Page extract>
>> Begin

Dutch state violates own CSR procedures in Egypt's Suez Canal Expansion

Eva Schram (1988) is research editor at OneWorld
The original Dutch article can be read here
4 June 2015

When Muhamed Mohamed al-Mahdy was stationed in 1973 during the Yom Kippur War in the Sinai Peninsula in Egypt, he fell in love with the region. He sold his land near Cairo and moved into the Sinai. He started an orchard and a family. He built houses for his sons and thought he would never have to leave.

Until last year soldiers entered his village Abtal and ordered Mahdy (65) and his family to leave their homes within a week. Abtal lies on the track for the expansion of the Suez Canal, in which the Dutch dredging companies Van Oord and Boskalis participate. Mahdy now lives in a hut of bamboo and sells candy bars and drinks along the edge of the road. "Life has become a humiliation," he said to John Beck, reporter and photographer of VICE.

Mahdy (65) was evicted from his home in Abtal, a village in the Sinai, in order to make room for the new Suez Canal. As compensation he was given a small piece of waste land.

>> End

Requirement a>
In the entries that follow, restate word for word each line from the first one through the line containing "Point: [131, 186, 153, 201]", both included.

Records supplied>
>> Begin

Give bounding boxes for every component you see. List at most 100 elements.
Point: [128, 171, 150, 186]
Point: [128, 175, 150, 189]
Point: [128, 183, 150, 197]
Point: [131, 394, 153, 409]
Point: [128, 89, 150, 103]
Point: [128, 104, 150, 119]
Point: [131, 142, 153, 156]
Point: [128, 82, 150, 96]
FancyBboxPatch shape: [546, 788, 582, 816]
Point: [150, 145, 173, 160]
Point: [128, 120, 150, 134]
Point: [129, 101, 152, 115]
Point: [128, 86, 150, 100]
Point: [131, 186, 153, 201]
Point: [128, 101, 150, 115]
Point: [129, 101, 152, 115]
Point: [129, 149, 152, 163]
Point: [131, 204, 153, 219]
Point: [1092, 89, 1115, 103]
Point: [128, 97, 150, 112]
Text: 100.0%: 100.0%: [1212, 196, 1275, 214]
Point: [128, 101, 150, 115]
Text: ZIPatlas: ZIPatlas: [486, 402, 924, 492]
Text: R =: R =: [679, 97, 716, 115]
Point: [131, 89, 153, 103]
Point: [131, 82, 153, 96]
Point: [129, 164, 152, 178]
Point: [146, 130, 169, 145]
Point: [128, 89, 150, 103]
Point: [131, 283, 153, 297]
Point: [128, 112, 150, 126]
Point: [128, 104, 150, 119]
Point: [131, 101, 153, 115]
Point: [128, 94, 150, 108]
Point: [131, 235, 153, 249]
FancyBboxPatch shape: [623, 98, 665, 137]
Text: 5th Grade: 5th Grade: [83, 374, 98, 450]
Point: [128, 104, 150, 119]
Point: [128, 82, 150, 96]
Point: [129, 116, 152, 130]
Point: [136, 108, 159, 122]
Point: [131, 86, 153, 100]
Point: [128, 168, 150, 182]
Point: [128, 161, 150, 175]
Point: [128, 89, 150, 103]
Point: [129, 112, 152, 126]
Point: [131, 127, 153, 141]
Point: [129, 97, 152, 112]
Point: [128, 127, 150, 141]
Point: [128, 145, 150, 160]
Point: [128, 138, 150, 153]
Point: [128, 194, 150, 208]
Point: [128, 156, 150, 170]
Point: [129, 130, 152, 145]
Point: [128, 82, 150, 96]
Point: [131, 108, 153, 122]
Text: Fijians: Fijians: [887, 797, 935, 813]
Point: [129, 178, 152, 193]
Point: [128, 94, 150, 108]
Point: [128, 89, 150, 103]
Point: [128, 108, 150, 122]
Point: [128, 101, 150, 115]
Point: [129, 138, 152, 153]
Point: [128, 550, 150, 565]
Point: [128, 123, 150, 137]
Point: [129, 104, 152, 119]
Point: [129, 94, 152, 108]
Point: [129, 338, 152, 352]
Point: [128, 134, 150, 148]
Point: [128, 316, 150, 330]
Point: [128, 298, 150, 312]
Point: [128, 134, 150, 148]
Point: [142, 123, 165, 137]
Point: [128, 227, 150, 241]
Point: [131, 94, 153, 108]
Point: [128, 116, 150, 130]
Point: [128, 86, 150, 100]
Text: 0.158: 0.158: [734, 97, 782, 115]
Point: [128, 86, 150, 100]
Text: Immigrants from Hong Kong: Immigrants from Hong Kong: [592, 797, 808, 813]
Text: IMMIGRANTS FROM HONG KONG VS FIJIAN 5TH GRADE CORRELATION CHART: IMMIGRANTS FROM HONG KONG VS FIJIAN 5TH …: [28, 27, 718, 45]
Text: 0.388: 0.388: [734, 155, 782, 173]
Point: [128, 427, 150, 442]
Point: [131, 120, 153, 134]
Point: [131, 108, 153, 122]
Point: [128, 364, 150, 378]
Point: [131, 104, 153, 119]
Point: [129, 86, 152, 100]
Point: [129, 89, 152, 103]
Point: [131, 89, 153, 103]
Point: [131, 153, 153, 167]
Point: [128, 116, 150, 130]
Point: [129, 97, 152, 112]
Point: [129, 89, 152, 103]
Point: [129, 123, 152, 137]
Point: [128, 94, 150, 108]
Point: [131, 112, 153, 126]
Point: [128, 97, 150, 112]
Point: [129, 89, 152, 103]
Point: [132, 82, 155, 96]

>> End

Requirement b>
Quote the full article on the Suez Canal expansion, word for word.

Expected answer a>
Give bounding boxes for every component you see. List at most 100 elements.
Point: [128, 171, 150, 186]
Point: [128, 175, 150, 189]
Point: [128, 183, 150, 197]
Point: [131, 394, 153, 409]
Point: [128, 89, 150, 103]
Point: [128, 104, 150, 119]
Point: [131, 142, 153, 156]
Point: [128, 82, 150, 96]
FancyBboxPatch shape: [546, 788, 582, 816]
Point: [150, 145, 173, 160]
Point: [128, 120, 150, 134]
Point: [129, 101, 152, 115]
Point: [128, 86, 150, 100]
Point: [131, 186, 153, 201]

Expected answer b>
Dutch state violates own CSR procedures in Egypt's Suez Canal Expansion

Eva Schram (1988) is research editor at OneWorld
The original Dutch article can be read here
4 June 2015

When Muhamed Mohamed al-Mahdy was stationed in 1973 during the Yom Kippur War in the Sinai Peninsula in Egypt, he fell in love with the region. He sold his land near Cairo and moved into the Sinai. He started an orchard and a family. He built houses for his sons and thought he would never have to leave.

Until last year soldiers entered his village Abtal and ordered Mahdy (65) and his family to leave their homes within a week. Abtal lies on the track for the expansion of the Suez Canal, in which the Dutch dredging companies Van Oord and Boskalis participate. Mahdy now lives in a hut of bamboo and sells candy bars and drinks along the edge of the road. "Life has become a humiliation," he said to John Beck, reporter and photographer of VICE.

Mahdy (65) was evicted from his home in Abtal, a village in the Sinai, in order to make room for the new Suez Canal. As compensation he was given a small piece of waste land.